# Problem requirements
Reproduce every line of the items below word for word.

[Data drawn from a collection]

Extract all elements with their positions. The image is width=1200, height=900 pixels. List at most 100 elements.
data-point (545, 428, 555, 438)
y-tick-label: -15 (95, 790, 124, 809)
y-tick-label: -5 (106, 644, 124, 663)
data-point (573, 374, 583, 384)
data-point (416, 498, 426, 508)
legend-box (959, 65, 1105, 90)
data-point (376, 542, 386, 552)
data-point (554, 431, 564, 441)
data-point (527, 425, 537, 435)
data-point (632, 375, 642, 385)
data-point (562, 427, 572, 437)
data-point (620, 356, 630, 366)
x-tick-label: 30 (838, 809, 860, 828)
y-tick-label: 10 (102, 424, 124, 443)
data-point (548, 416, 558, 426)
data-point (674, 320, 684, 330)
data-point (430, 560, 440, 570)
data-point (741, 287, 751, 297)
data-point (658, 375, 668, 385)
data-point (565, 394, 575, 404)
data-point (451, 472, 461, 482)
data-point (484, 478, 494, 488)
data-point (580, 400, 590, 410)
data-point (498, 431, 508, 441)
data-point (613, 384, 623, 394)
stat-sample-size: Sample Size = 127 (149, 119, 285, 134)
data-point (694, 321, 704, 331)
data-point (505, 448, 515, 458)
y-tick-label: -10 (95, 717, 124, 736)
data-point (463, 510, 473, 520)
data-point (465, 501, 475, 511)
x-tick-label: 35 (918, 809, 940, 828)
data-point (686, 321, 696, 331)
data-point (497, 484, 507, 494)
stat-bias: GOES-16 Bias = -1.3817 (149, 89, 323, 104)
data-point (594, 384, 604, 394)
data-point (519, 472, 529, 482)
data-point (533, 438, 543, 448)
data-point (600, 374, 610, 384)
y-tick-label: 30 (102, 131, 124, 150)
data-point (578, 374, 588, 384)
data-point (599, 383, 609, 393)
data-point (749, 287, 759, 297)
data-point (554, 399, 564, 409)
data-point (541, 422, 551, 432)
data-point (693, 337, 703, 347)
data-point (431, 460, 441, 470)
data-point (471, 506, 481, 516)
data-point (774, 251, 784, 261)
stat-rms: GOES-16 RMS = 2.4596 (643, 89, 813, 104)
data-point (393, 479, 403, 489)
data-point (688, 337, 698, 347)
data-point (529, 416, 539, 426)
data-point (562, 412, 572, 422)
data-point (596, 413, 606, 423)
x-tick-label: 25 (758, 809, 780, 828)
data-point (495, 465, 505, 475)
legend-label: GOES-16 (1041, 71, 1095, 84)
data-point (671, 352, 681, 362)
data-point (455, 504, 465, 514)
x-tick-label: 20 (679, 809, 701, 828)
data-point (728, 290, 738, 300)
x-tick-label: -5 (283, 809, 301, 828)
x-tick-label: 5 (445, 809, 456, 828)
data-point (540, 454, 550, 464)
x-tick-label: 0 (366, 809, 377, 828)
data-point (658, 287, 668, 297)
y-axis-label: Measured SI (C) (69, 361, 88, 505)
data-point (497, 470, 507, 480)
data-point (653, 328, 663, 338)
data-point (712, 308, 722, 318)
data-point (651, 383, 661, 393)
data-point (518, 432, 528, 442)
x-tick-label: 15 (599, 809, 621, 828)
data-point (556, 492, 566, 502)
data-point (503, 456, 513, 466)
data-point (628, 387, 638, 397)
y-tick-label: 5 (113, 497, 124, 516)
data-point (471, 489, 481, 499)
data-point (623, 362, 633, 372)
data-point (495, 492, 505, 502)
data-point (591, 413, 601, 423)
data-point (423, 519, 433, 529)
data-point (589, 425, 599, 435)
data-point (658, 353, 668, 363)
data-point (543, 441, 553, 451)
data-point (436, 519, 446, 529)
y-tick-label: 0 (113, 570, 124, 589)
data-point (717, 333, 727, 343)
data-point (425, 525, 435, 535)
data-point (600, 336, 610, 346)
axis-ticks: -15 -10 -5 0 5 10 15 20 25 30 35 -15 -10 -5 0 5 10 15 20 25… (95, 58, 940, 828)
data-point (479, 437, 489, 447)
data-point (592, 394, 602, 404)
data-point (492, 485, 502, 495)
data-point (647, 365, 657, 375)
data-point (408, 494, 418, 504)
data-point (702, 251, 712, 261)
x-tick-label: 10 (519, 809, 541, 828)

# Response
Extract all elements with their positions. The image is width=1200, height=900 pixels. List at most 100 elements.
data-point (545, 428, 555, 438)
y-tick-label: -15 (95, 790, 124, 809)
y-tick-label: -5 (106, 644, 124, 663)
data-point (573, 374, 583, 384)
data-point (416, 498, 426, 508)
legend-box (959, 65, 1105, 90)
data-point (376, 542, 386, 552)
data-point (554, 431, 564, 441)
data-point (527, 425, 537, 435)
data-point (632, 375, 642, 385)
data-point (562, 427, 572, 437)
data-point (620, 356, 630, 366)
x-tick-label: 30 (838, 809, 860, 828)
y-tick-label: 10 (102, 424, 124, 443)
data-point (548, 416, 558, 426)
data-point (674, 320, 684, 330)
data-point (430, 560, 440, 570)
data-point (741, 287, 751, 297)
data-point (658, 375, 668, 385)
data-point (565, 394, 575, 404)
data-point (451, 472, 461, 482)
data-point (484, 478, 494, 488)
data-point (580, 400, 590, 410)
data-point (498, 431, 508, 441)
data-point (613, 384, 623, 394)
stat-sample-size: Sample Size = 127 (149, 119, 285, 134)
data-point (694, 321, 704, 331)
data-point (505, 448, 515, 458)
y-tick-label: -10 (95, 717, 124, 736)
data-point (463, 510, 473, 520)
data-point (465, 501, 475, 511)
x-tick-label: 35 (918, 809, 940, 828)
data-point (686, 321, 696, 331)
data-point (497, 484, 507, 494)
stat-bias: GOES-16 Bias = -1.3817 (149, 89, 323, 104)
data-point (594, 384, 604, 394)
data-point (519, 472, 529, 482)
data-point (533, 438, 543, 448)
data-point (600, 374, 610, 384)
y-tick-label: 30 (102, 131, 124, 150)
data-point (578, 374, 588, 384)
data-point (599, 383, 609, 393)
data-point (749, 287, 759, 297)
data-point (554, 399, 564, 409)
data-point (541, 422, 551, 432)
data-point (693, 337, 703, 347)
data-point (431, 460, 441, 470)
data-point (471, 506, 481, 516)
data-point (774, 251, 784, 261)
stat-rms: GOES-16 RMS = 2.4596 (643, 89, 813, 104)
data-point (393, 479, 403, 489)
data-point (688, 337, 698, 347)
data-point (529, 416, 539, 426)
data-point (562, 412, 572, 422)
data-point (596, 413, 606, 423)
x-tick-label: 25 (758, 809, 780, 828)
data-point (495, 465, 505, 475)
legend-label: GOES-16 (1041, 71, 1095, 84)
data-point (671, 352, 681, 362)
data-point (455, 504, 465, 514)
x-tick-label: 20 (679, 809, 701, 828)
data-point (728, 290, 738, 300)
x-tick-label: -5 (283, 809, 301, 828)
x-tick-label: 5 (445, 809, 456, 828)
data-point (540, 454, 550, 464)
x-tick-label: 0 (366, 809, 377, 828)
data-point (658, 287, 668, 297)
y-axis-label: Measured SI (C) (69, 361, 88, 505)
data-point (497, 470, 507, 480)
data-point (653, 328, 663, 338)
data-point (712, 308, 722, 318)
data-point (651, 383, 661, 393)
data-point (518, 432, 528, 442)
x-tick-label: 15 (599, 809, 621, 828)
data-point (556, 492, 566, 502)
data-point (503, 456, 513, 466)
data-point (628, 387, 638, 397)
y-tick-label: 5 (113, 497, 124, 516)
data-point (471, 489, 481, 499)
data-point (623, 362, 633, 372)
data-point (495, 492, 505, 502)
data-point (591, 413, 601, 423)
data-point (423, 519, 433, 529)
data-point (589, 425, 599, 435)
data-point (658, 353, 668, 363)
data-point (543, 441, 553, 451)
data-point (436, 519, 446, 529)
y-tick-label: 0 (113, 570, 124, 589)
data-point (717, 333, 727, 343)
data-point (425, 525, 435, 535)
data-point (600, 336, 610, 346)
axis-ticks: -15 -10 -5 0 5 10 15 20 25 30 35 -15 -10 -5 0 5 10 15 20 25… (95, 58, 940, 828)
data-point (479, 437, 489, 447)
data-point (592, 394, 602, 404)
data-point (492, 485, 502, 495)
data-point (647, 365, 657, 375)
data-point (408, 494, 418, 504)
data-point (702, 251, 712, 261)
x-tick-label: 10 (519, 809, 541, 828)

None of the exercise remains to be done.